■ Dataset records of page text:
*** Begin section ***

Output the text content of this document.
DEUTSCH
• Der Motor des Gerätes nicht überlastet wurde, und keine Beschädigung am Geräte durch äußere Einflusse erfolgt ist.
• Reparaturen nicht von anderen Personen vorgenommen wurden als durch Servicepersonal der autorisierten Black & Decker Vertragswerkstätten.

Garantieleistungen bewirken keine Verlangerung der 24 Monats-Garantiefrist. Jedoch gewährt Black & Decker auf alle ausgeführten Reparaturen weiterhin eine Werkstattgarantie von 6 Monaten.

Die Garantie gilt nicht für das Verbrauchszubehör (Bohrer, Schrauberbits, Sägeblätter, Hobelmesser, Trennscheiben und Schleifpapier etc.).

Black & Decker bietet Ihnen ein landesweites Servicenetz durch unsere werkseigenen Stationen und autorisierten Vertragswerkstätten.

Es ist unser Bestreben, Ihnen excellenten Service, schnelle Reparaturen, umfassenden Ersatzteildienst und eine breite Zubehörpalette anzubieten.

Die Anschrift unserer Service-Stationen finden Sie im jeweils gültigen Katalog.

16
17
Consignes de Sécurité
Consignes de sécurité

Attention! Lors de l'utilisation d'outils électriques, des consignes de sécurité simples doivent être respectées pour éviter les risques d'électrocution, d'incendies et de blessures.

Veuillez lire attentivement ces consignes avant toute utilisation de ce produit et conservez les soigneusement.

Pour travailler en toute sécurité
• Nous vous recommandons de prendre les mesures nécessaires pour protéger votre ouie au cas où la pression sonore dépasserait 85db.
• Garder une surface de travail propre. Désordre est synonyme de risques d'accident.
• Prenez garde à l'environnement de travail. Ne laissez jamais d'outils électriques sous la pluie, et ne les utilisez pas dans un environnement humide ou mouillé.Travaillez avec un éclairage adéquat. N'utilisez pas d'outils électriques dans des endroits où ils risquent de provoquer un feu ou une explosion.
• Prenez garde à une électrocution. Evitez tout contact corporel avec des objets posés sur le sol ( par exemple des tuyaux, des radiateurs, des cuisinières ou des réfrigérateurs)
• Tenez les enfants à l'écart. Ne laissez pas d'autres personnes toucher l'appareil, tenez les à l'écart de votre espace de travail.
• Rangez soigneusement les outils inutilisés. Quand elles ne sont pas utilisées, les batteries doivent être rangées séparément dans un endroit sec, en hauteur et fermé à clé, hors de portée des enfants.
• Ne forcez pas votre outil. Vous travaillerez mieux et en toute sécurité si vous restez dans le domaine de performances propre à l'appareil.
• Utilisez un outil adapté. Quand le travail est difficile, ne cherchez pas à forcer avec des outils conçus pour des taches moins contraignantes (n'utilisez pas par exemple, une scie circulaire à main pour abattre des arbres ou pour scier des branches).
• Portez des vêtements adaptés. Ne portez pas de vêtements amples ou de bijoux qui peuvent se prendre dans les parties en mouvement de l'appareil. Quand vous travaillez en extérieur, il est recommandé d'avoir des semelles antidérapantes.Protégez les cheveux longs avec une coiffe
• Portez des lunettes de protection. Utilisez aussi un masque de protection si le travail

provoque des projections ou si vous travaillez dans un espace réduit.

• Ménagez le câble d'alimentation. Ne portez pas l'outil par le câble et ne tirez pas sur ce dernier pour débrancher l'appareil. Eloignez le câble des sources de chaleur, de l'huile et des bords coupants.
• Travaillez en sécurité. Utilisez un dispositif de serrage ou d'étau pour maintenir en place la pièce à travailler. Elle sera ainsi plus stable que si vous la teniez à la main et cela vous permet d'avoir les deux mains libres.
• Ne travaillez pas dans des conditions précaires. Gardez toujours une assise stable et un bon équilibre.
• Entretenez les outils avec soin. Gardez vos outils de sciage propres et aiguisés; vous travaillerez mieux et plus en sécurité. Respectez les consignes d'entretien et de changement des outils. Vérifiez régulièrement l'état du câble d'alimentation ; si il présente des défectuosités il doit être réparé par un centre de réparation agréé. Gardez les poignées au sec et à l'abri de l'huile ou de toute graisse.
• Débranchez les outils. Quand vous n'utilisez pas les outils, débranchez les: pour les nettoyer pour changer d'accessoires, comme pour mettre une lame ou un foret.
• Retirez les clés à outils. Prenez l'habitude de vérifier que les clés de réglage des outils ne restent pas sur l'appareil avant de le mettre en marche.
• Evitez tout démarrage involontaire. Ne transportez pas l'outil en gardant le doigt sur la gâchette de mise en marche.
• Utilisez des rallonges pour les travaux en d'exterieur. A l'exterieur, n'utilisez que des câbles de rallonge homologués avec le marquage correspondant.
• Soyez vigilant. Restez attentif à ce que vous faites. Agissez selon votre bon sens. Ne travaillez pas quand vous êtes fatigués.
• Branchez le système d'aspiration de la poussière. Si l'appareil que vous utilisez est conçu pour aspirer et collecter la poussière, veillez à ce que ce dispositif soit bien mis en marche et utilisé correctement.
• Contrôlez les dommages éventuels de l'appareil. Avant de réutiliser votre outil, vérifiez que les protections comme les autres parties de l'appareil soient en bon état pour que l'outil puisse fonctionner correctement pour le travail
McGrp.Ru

*** End section ***

The records shown above are to be copied exactly, every one of them.

■ Expected answer:
Output the text content of this document.
DEUTSCH
• Der Motor des Gerätes nicht überlastet wurde, und keine Beschädigung am Geräte durch äußere Einflusse erfolgt ist.
• Reparaturen nicht von anderen Personen vorgenommen wurden als durch Servicepersonal der autorisierten Black & Decker Vertragswerkstätten.

Garantieleistungen bewirken keine Verlangerung der 24 Monats-Garantiefrist. Jedoch gewährt Black & Decker auf alle ausgeführten Reparaturen weiterhin eine Werkstattgarantie von 6 Monaten.

Die Garantie gilt nicht für das Verbrauchszubehör (Bohrer, Schrauberbits, Sägeblätter, Hobelmesser, Trennscheiben und Schleifpapier etc.).

Black & Decker bietet Ihnen ein landesweites Servicenetz durch unsere werkseigenen Stationen und autorisierten Vertragswerkstätten.

Es ist unser Bestreben, Ihnen excellenten Service, schnelle Reparaturen, umfassenden Ersatzteildienst und eine breite Zubehörpalette anzubieten.

Die Anschrift unserer Service-Stationen finden Sie im jeweils gültigen Katalog.

16
17
Consignes de Sécurité
Consignes de sécurité

Attention! Lors de l'utilisation d'outils électriques, des consignes de sécurité simples doivent être respectées pour éviter les risques d'électrocution, d'incendies et de blessures.

Veuillez lire attentivement ces consignes avant toute utilisation de ce produit et conservez les soigneusement.

Pour travailler en toute sécurité
• Nous vous recommandons de prendre les mesures nécessaires pour protéger votre ouie au cas où la pression sonore dépasserait 85db.
• Garder une surface de travail propre. Désordre est synonyme de risques d'accident.
• Prenez garde à l'environnement de travail. Ne laissez jamais d'outils électriques sous la pluie, et ne les utilisez pas dans un environnement humide ou mouillé.Travaillez avec un éclairage adéquat. N'utilisez pas d'outils électriques dans des endroits où ils risquent de provoquer un feu ou une explosion.
• Prenez garde à une électrocution. Evitez tout contact corporel avec des objets posés sur le sol ( par exemple des tuyaux, des radiateurs, des cuisinières ou des réfrigérateurs)
• Tenez les enfants à l'écart. Ne laissez pas d'autres personnes toucher l'appareil, tenez les à l'écart de votre espace de travail.
• Rangez soigneusement les outils inutilisés. Quand elles ne sont pas utilisées, les batteries doivent être rangées séparément dans un endroit sec, en hauteur et fermé à clé, hors de portée des enfants.
• Ne forcez pas votre outil. Vous travaillerez mieux et en toute sécurité si vous restez dans le domaine de performances propre à l'appareil.
• Utilisez un outil adapté. Quand le travail est difficile, ne cherchez pas à forcer avec des outils conçus pour des taches moins contraignantes (n'utilisez pas par exemple, une scie circulaire à main pour abattre des arbres ou pour scier des branches).
• Portez des vêtements adaptés. Ne portez pas de vêtements amples ou de bijoux qui peuvent se prendre dans les parties en mouvement de l'appareil. Quand vous travaillez en extérieur, il est recommandé d'avoir des semelles antidérapantes.Protégez les cheveux longs avec une coiffe
• Portez des lunettes de protection. Utilisez aussi un masque de protection si le travail

provoque des projections ou si vous travaillez dans un espace réduit.

• Ménagez le câble d'alimentation. Ne portez pas l'outil par le câble et ne tirez pas sur ce dernier pour débrancher l'appareil. Eloignez le câble des sources de chaleur, de l'huile et des bords coupants.
• Travaillez en sécurité. Utilisez un dispositif de serrage ou d'étau pour maintenir en place la pièce à travailler. Elle sera ainsi plus stable que si vous la teniez à la main et cela vous permet d'avoir les deux mains libres.
• Ne travaillez pas dans des conditions précaires. Gardez toujours une assise stable et un bon équilibre.
• Entretenez les outils avec soin. Gardez vos outils de sciage propres et aiguisés; vous travaillerez mieux et plus en sécurité. Respectez les consignes d'entretien et de changement des outils. Vérifiez régulièrement l'état du câble d'alimentation ; si il présente des défectuosités il doit être réparé par un centre de réparation agréé. Gardez les poignées au sec et à l'abri de l'huile ou de toute graisse.
• Débranchez les outils. Quand vous n'utilisez pas les outils, débranchez les: pour les nettoyer pour changer d'accessoires, comme pour mettre une lame ou un foret.
• Retirez les clés à outils. Prenez l'habitude de vérifier que les clés de réglage des outils ne restent pas sur l'appareil avant de le mettre en marche.
• Evitez tout démarrage involontaire. Ne transportez pas l'outil en gardant le doigt sur la gâchette de mise en marche.
• Utilisez des rallonges pour les travaux en d'exterieur. A l'exterieur, n'utilisez que des câbles de rallonge homologués avec le marquage correspondant.
• Soyez vigilant. Restez attentif à ce que vous faites. Agissez selon votre bon sens. Ne travaillez pas quand vous êtes fatigués.
• Branchez le système d'aspiration de la poussière. Si l'appareil que vous utilisez est conçu pour aspirer et collecter la poussière, veillez à ce que ce dispositif soit bien mis en marche et utilisé correctement.
• Contrôlez les dommages éventuels de l'appareil. Avant de réutiliser votre outil, vérifiez que les protections comme les autres parties de l'appareil soient en bon état pour que l'outil puisse fonctionner correctement pour le travail
McGrp.Ru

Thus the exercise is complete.